(Records contained in a dataset)
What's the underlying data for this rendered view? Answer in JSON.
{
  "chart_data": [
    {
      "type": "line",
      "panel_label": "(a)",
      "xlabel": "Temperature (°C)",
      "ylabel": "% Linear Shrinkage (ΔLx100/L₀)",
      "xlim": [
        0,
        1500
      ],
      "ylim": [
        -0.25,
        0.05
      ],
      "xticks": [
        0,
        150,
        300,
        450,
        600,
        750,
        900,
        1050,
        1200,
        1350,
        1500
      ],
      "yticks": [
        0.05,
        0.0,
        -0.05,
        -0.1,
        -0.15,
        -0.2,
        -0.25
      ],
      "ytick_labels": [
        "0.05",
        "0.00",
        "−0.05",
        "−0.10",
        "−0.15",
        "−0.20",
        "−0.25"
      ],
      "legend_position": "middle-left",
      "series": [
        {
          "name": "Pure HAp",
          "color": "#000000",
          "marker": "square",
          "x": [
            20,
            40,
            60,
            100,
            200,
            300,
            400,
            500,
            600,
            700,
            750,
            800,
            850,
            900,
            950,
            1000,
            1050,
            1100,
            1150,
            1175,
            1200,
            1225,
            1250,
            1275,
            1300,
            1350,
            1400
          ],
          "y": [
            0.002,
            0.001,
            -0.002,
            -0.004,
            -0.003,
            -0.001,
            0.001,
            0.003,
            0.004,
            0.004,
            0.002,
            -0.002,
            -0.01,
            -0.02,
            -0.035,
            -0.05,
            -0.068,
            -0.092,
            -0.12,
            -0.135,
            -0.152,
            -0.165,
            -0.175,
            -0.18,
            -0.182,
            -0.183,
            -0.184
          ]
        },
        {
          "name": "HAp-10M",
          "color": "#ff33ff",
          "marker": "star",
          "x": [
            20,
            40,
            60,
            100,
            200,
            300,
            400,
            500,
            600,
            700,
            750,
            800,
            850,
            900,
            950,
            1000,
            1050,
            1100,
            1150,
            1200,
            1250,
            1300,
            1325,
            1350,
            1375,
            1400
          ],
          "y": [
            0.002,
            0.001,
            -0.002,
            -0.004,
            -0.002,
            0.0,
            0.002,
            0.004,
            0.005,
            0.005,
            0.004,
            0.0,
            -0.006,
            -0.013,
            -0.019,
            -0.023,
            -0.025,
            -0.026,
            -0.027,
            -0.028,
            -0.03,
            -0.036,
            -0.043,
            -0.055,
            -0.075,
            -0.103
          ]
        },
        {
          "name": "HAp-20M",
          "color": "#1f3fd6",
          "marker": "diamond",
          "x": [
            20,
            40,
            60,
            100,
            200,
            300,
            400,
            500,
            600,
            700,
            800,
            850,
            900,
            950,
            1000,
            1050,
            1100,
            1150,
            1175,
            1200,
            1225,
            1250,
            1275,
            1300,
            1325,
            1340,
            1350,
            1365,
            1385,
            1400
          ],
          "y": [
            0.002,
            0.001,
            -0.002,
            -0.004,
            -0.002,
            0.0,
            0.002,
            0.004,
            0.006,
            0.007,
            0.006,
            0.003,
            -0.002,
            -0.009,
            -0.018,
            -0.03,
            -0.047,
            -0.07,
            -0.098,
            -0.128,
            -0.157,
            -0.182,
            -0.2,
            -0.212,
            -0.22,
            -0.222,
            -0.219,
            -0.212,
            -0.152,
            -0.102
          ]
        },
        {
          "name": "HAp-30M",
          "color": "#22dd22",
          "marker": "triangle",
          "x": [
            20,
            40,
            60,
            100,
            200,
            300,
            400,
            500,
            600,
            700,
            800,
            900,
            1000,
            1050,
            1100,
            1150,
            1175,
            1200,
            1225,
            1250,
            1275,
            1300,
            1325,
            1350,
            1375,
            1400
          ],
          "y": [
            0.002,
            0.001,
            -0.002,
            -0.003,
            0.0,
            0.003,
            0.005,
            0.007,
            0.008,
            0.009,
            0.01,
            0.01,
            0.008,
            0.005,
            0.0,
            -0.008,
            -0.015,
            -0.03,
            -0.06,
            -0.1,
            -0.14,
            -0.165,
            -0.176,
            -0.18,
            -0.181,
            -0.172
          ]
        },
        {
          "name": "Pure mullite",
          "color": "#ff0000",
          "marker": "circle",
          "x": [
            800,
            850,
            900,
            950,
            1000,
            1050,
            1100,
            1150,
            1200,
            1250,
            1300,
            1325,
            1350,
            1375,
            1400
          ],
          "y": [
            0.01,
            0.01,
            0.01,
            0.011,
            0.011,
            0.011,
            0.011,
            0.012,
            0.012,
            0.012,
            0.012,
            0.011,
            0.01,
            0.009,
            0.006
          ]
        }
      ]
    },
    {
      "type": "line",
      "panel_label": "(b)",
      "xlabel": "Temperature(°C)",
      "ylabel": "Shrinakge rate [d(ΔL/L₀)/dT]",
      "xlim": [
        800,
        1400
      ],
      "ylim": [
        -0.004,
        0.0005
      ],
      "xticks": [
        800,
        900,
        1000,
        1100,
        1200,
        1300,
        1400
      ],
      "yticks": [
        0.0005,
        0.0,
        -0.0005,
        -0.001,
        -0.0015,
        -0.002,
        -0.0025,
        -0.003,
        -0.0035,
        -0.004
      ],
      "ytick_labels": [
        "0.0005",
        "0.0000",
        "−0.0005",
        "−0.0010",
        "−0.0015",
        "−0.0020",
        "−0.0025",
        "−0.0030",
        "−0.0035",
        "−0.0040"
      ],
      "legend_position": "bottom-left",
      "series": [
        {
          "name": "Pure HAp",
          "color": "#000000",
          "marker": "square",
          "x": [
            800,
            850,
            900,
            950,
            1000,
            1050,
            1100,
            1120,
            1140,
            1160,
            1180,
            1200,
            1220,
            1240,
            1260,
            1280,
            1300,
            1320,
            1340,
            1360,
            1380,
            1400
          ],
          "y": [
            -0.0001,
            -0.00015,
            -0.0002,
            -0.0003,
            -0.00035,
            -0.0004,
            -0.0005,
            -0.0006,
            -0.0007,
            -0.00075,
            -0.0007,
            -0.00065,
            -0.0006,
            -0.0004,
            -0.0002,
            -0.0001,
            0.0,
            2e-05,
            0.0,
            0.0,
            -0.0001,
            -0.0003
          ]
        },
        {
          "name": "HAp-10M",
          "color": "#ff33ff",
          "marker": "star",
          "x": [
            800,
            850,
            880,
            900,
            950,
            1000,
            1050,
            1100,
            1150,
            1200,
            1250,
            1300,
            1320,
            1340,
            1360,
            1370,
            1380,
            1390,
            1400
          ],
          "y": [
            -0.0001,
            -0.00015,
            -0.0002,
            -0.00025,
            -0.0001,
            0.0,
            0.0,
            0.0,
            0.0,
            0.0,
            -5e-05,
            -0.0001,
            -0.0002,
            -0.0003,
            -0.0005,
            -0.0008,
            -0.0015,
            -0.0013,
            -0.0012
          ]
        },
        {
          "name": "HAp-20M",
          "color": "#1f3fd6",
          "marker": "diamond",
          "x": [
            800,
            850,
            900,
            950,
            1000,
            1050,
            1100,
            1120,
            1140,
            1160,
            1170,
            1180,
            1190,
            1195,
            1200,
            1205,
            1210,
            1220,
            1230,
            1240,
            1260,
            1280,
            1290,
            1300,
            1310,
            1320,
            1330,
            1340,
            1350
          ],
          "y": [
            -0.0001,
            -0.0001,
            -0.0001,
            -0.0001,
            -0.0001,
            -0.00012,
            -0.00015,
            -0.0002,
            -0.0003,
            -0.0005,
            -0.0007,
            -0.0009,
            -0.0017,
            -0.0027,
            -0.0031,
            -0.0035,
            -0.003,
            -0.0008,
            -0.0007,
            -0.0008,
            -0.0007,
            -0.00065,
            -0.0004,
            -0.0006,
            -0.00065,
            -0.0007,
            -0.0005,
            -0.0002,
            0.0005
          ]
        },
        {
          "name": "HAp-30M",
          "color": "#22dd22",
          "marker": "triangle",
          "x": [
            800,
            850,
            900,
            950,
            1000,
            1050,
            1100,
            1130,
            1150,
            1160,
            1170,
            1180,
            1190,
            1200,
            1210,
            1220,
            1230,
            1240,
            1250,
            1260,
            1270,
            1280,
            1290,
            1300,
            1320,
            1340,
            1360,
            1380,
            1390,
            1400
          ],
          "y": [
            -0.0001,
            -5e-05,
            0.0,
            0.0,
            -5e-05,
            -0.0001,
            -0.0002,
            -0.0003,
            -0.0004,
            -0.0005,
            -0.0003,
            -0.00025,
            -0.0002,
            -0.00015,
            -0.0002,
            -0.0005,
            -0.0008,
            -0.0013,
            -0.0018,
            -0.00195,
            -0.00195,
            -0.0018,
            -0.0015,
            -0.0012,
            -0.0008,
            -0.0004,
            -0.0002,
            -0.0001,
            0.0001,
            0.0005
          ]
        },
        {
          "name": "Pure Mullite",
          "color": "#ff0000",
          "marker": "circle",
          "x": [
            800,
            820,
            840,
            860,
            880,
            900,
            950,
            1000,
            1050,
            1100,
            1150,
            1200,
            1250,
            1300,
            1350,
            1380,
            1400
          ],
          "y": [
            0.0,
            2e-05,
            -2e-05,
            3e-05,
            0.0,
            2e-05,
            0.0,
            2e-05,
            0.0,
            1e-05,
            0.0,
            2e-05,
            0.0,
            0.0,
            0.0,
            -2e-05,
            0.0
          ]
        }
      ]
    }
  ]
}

§ STATED GOAL
Pull out all lines from the listing that contain the string "ylabel".

§ WRITTEN ANSWER
      "ylabel": "% Linear Shrinkage (ΔLx100/L₀)",
      "ylabel": "Shrinakge rate [d(ΔL/L₀)/dT]",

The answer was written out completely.